Layout element entries
═══

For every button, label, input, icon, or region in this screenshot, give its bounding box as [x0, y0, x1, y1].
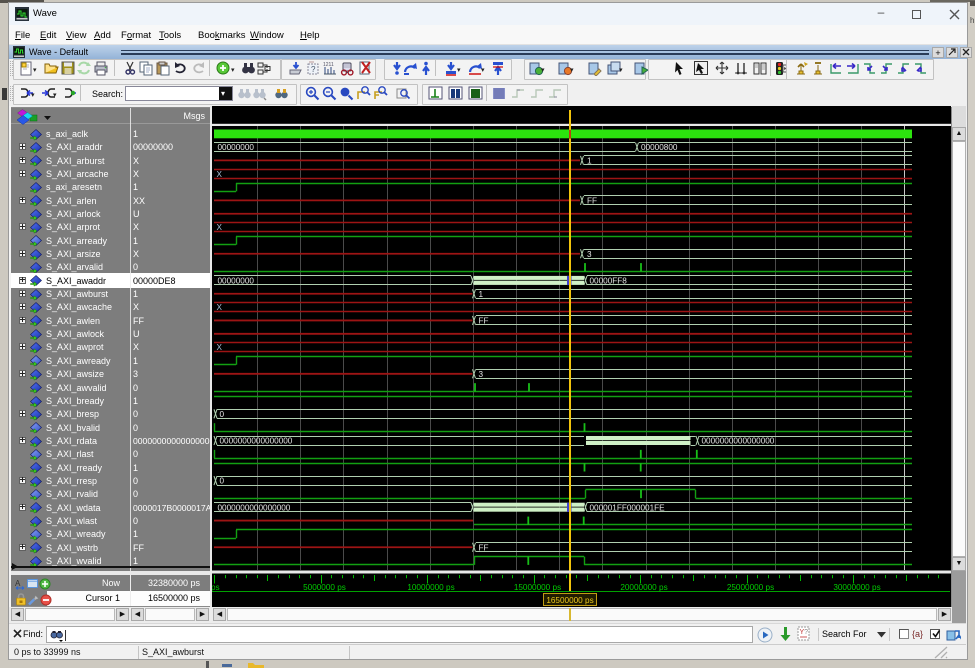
- svg-text:0000000000000000: 0000000000000000: [220, 437, 293, 446]
- svg-text:X: X: [217, 343, 223, 352]
- svg-text:5000000 ps: 5000000 ps: [303, 583, 346, 592]
- svg-text:FF: FF: [479, 317, 489, 326]
- svg-text:Y?: Y?: [800, 629, 809, 636]
- svg-text:X: X: [217, 303, 223, 312]
- svg-text:00000000: 00000000: [218, 277, 255, 286]
- svg-text:ps: ps: [212, 583, 220, 592]
- svg-text:FF: FF: [479, 543, 489, 552]
- svg-text:10000000 ps: 10000000 ps: [407, 583, 454, 592]
- svg-text:00000000: 00000000: [218, 143, 255, 152]
- svg-text:1: 1: [587, 157, 592, 166]
- svg-text:00000800: 00000800: [641, 143, 678, 152]
- svg-text:15000000 ps: 15000000 ps: [514, 583, 561, 592]
- svg-text:000001FF000001FE: 000001FF000001FE: [590, 503, 666, 512]
- svg-text:16500000 ps: 16500000 ps: [546, 596, 593, 605]
- svg-text:00000FF8: 00000FF8: [590, 277, 628, 286]
- svg-text:X: X: [217, 170, 223, 179]
- svg-text:0: 0: [220, 410, 225, 419]
- svg-text:FF: FF: [587, 197, 597, 206]
- svg-text:20000000 ps: 20000000 ps: [620, 583, 667, 592]
- svg-text:3: 3: [479, 370, 484, 379]
- svg-text:0: 0: [220, 477, 225, 486]
- svg-text:30000000 ps: 30000000 ps: [833, 583, 880, 592]
- svg-text:3: 3: [587, 250, 592, 259]
- svg-text:1: 1: [479, 290, 484, 299]
- svg-text:0000000000000000: 0000000000000000: [702, 437, 775, 446]
- svg-text:X: X: [217, 223, 223, 232]
- svg-text:?: ?: [311, 65, 316, 74]
- svg-text:25000000 ps: 25000000 ps: [727, 583, 774, 592]
- svg-text:0000000000000000: 0000000000000000: [218, 503, 291, 512]
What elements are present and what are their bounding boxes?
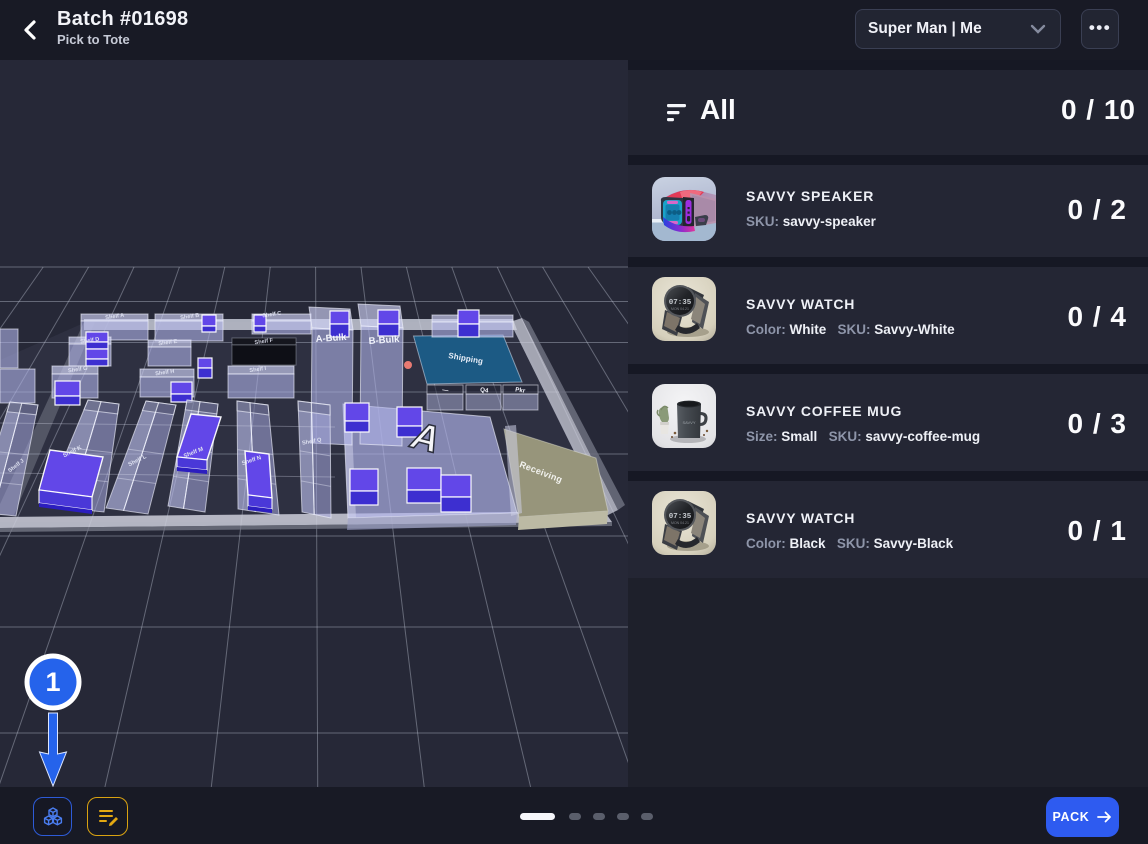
svg-text:B-Bulk: B-Bulk: [368, 334, 400, 347]
svg-text:MON 04.21: MON 04.21: [671, 521, 689, 525]
svg-text:Q4: Q4: [480, 386, 490, 394]
svg-text:MON 04.21: MON 04.21: [671, 307, 689, 311]
svg-text:1: 1: [45, 667, 60, 697]
svg-text:07:35: 07:35: [669, 513, 692, 521]
svg-text:A-Bulk: A-Bulk: [315, 332, 347, 345]
svg-text:07:35: 07:35: [669, 299, 692, 307]
svg-text:SAVVY: SAVVY: [682, 420, 695, 425]
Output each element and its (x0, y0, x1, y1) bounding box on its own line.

═══

* [Exercise description]: Copy out every line of the records above verbatim, omitting the pictures.

* [Solution for this problem]:
For every button, label, input, icon, or region in this screenshot, give its bounding box as [x0, y0, x1, y1].
- svg-text:0000000000000000: 0000000000000000: [220, 437, 293, 446]
- svg-text:X: X: [217, 343, 223, 352]
- svg-text:5000000 ps: 5000000 ps: [303, 583, 346, 592]
- svg-text:FF: FF: [479, 317, 489, 326]
- svg-text:Y?: Y?: [800, 629, 809, 636]
- svg-text:X: X: [217, 303, 223, 312]
- svg-text:00000000: 00000000: [218, 277, 255, 286]
- svg-text:ps: ps: [212, 583, 220, 592]
- svg-text:FF: FF: [479, 543, 489, 552]
- svg-text:10000000 ps: 10000000 ps: [407, 583, 454, 592]
- svg-text:00000000: 00000000: [218, 143, 255, 152]
- svg-text:1: 1: [587, 157, 592, 166]
- svg-text:00000800: 00000800: [641, 143, 678, 152]
- svg-text:15000000 ps: 15000000 ps: [514, 583, 561, 592]
- svg-text:000001FF000001FE: 000001FF000001FE: [590, 503, 666, 512]
- svg-text:16500000 ps: 16500000 ps: [546, 596, 593, 605]
- svg-text:00000FF8: 00000FF8: [590, 277, 628, 286]
- svg-text:X: X: [217, 170, 223, 179]
- svg-text:0: 0: [220, 410, 225, 419]
- svg-text:FF: FF: [587, 197, 597, 206]
- svg-text:20000000 ps: 20000000 ps: [620, 583, 667, 592]
- svg-text:3: 3: [479, 370, 484, 379]
- svg-text:0: 0: [220, 477, 225, 486]
- svg-text:30000000 ps: 30000000 ps: [833, 583, 880, 592]
- svg-text:3: 3: [587, 250, 592, 259]
- svg-text:1: 1: [479, 290, 484, 299]
- svg-text:0000000000000000: 0000000000000000: [702, 437, 775, 446]
- svg-text:X: X: [217, 223, 223, 232]
- svg-text:?: ?: [311, 65, 316, 74]
- svg-text:25000000 ps: 25000000 ps: [727, 583, 774, 592]
- svg-text:0000000000000000: 0000000000000000: [218, 503, 291, 512]
What elements are present and what are their bounding boxes?
svg-text:B-Bulk: B-Bulk: [368, 334, 400, 347]
svg-text:MON 04.21: MON 04.21: [671, 521, 689, 525]
svg-text:Q4: Q4: [480, 386, 490, 394]
svg-text:MON 04.21: MON 04.21: [671, 307, 689, 311]
svg-text:1: 1: [45, 667, 60, 697]
svg-text:07:35: 07:35: [669, 513, 692, 521]
svg-text:A-Bulk: A-Bulk: [315, 332, 347, 345]
svg-text:07:35: 07:35: [669, 299, 692, 307]
svg-text:SAVVY: SAVVY: [682, 420, 695, 425]
Output each element and its (x0, y0, x1, y1) bounding box on its own line.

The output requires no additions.